Data extracted from a collection

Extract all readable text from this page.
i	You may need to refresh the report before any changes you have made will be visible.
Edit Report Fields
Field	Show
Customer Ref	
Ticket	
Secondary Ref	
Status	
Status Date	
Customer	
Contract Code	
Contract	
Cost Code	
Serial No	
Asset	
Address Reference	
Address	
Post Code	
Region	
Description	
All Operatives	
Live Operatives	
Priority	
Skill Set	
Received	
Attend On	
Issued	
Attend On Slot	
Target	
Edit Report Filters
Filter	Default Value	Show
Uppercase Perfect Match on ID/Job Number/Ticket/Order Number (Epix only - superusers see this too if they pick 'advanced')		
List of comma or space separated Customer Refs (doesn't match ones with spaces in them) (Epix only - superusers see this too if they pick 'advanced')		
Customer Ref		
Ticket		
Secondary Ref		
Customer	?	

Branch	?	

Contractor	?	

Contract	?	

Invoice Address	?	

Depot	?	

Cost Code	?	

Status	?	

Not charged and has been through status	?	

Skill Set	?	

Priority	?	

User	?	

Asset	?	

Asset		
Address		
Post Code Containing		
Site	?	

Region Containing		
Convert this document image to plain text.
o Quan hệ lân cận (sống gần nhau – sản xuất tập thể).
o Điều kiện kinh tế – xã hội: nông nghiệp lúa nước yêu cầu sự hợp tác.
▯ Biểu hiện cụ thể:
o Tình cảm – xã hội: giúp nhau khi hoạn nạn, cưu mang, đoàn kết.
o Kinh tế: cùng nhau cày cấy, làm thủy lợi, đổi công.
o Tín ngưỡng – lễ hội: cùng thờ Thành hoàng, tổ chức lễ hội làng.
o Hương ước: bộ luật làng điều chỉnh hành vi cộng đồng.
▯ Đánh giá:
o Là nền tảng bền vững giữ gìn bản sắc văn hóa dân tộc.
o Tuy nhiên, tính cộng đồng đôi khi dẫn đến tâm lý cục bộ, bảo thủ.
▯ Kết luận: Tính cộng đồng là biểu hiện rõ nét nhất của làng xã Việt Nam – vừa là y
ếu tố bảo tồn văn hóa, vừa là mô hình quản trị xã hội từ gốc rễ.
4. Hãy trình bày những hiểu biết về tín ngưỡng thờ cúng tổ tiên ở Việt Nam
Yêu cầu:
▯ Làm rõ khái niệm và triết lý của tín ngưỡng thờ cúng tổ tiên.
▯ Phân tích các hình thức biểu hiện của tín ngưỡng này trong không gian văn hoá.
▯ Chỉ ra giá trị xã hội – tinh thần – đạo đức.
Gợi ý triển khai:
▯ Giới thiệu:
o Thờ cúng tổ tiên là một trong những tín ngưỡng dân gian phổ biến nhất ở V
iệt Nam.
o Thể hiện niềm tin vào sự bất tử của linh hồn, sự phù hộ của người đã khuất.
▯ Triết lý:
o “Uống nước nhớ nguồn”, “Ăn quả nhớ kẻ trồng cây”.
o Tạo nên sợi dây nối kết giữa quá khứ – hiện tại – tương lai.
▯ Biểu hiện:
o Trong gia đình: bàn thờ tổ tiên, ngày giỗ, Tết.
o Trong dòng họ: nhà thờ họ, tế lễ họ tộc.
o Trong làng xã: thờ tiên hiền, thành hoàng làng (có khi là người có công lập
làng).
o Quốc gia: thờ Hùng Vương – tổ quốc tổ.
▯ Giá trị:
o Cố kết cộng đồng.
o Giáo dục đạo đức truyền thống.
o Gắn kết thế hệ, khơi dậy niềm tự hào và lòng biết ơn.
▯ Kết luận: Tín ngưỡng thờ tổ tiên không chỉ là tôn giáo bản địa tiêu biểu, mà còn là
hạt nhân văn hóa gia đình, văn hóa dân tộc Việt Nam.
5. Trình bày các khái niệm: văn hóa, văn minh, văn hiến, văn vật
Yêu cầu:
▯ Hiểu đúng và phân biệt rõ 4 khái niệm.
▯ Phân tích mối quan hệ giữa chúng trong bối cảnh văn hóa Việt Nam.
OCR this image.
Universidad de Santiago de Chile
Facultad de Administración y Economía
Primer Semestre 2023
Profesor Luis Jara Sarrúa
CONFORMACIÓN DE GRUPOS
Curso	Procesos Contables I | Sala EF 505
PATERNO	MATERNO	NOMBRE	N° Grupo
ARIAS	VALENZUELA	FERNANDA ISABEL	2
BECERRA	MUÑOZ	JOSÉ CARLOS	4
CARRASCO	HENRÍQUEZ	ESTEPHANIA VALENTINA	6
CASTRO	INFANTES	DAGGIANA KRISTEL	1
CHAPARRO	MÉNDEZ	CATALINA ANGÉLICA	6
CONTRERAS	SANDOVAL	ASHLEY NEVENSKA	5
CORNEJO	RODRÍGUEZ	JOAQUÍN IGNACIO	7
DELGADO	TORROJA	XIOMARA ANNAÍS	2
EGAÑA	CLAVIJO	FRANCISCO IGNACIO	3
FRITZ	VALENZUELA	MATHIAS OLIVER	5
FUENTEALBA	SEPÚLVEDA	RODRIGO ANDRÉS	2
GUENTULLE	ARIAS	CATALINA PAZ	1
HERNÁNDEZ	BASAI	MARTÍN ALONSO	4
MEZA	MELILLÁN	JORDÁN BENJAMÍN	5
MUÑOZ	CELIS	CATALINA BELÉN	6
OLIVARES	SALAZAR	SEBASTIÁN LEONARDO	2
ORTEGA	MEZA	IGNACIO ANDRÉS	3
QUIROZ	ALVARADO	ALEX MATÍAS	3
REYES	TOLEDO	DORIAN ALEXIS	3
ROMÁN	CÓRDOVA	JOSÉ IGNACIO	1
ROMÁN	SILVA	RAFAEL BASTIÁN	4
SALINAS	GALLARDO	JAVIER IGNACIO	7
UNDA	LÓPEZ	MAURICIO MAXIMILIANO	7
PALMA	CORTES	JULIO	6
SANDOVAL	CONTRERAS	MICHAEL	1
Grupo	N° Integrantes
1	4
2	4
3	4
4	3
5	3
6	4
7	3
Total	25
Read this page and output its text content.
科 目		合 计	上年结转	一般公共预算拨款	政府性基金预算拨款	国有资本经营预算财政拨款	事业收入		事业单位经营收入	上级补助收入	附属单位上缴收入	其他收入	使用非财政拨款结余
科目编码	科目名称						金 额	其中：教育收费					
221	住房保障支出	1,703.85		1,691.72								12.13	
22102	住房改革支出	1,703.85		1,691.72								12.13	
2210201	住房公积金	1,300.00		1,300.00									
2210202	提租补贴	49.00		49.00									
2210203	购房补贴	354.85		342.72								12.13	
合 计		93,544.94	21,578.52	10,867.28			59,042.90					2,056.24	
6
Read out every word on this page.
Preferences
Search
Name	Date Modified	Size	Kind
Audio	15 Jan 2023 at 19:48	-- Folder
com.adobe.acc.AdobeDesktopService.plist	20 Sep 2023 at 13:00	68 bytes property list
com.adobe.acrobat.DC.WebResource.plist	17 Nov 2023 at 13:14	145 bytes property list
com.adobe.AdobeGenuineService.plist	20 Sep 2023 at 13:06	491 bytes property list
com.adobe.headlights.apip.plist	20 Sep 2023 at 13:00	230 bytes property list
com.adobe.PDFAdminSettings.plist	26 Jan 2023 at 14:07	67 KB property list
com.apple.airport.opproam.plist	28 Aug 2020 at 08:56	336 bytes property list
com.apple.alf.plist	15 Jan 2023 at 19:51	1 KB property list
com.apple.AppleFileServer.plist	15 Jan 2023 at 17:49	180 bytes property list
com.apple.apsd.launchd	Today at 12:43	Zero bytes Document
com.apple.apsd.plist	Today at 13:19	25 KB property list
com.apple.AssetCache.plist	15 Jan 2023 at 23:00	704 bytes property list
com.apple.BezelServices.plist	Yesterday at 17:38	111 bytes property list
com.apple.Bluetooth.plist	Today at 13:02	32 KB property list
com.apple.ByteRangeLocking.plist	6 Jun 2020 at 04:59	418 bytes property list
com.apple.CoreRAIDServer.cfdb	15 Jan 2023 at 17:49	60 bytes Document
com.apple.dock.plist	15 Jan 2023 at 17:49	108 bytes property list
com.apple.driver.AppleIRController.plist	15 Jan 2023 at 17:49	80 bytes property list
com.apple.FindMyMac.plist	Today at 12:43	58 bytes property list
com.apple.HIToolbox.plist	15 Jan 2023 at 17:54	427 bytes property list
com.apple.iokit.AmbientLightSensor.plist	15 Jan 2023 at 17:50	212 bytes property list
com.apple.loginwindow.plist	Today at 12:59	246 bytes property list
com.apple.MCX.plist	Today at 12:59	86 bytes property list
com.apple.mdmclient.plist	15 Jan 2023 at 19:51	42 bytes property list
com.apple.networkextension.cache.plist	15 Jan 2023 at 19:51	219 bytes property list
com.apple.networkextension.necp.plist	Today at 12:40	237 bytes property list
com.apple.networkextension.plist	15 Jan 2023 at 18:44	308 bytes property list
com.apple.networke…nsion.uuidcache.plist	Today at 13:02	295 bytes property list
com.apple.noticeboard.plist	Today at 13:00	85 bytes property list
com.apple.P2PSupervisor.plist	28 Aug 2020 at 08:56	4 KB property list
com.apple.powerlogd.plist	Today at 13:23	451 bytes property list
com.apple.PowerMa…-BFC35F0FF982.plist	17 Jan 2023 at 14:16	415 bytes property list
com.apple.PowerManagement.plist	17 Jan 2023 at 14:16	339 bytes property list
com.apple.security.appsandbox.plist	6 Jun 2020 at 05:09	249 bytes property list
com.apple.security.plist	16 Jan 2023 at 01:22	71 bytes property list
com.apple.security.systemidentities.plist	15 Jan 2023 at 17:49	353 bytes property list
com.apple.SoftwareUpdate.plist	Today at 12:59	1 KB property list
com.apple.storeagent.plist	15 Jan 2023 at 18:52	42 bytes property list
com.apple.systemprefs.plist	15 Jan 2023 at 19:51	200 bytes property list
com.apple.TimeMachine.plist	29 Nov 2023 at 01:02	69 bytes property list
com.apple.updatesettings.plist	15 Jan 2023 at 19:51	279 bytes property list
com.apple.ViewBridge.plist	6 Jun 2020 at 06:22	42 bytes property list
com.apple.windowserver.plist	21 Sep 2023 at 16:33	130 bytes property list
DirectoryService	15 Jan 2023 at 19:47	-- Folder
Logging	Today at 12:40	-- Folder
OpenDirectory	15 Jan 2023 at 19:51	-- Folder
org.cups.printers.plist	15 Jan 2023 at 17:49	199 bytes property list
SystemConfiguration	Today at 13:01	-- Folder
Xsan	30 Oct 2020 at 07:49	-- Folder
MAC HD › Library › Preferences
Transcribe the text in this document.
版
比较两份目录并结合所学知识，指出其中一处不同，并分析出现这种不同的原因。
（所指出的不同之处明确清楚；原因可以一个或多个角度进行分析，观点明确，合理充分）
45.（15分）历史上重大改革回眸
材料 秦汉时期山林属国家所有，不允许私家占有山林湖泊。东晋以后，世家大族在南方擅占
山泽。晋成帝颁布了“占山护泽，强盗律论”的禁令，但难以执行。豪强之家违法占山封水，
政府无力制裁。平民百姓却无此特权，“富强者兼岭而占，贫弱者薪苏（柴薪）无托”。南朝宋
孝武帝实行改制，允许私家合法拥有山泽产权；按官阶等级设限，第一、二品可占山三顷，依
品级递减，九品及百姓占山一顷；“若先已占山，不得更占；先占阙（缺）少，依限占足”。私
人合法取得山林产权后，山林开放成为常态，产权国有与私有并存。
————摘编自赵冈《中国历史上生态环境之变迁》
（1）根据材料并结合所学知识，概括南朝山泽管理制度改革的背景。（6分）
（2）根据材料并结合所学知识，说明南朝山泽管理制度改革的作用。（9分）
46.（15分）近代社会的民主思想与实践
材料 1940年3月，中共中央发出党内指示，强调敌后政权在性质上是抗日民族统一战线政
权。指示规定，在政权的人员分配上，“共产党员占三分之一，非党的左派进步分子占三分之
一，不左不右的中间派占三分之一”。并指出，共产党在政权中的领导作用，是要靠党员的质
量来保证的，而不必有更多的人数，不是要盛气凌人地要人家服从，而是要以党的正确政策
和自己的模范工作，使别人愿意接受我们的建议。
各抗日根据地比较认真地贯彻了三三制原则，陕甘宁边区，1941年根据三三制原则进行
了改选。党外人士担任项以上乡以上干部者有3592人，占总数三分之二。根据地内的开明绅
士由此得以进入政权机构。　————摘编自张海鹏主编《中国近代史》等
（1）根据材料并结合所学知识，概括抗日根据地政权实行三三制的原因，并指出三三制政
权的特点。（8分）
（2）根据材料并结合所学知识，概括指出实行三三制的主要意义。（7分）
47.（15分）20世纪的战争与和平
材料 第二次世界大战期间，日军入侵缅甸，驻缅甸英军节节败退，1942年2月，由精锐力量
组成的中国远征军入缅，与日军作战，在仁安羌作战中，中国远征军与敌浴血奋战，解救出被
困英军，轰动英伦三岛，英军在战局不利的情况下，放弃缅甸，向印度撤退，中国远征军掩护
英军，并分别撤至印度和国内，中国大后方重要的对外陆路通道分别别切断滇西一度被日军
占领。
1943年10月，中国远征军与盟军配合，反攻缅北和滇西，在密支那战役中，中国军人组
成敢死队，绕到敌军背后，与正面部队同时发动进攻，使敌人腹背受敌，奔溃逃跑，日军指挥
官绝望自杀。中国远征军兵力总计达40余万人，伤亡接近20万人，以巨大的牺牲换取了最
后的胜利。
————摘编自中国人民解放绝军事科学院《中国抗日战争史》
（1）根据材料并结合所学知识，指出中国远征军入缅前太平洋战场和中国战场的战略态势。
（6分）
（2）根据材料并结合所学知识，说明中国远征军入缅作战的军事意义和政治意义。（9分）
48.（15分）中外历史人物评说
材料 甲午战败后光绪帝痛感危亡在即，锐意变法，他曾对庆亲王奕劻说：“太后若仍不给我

[What you should do]: Locate the lines above that hold the word "hoàng". Show every one of them.

[Result]:
o Tín ngưỡng – lễ hội: cùng thờ Thành hoàng, tổ chức lễ hội làng.
o Trong làng xã: thờ tiên hiền, thành hoàng làng (có khi là người có công lập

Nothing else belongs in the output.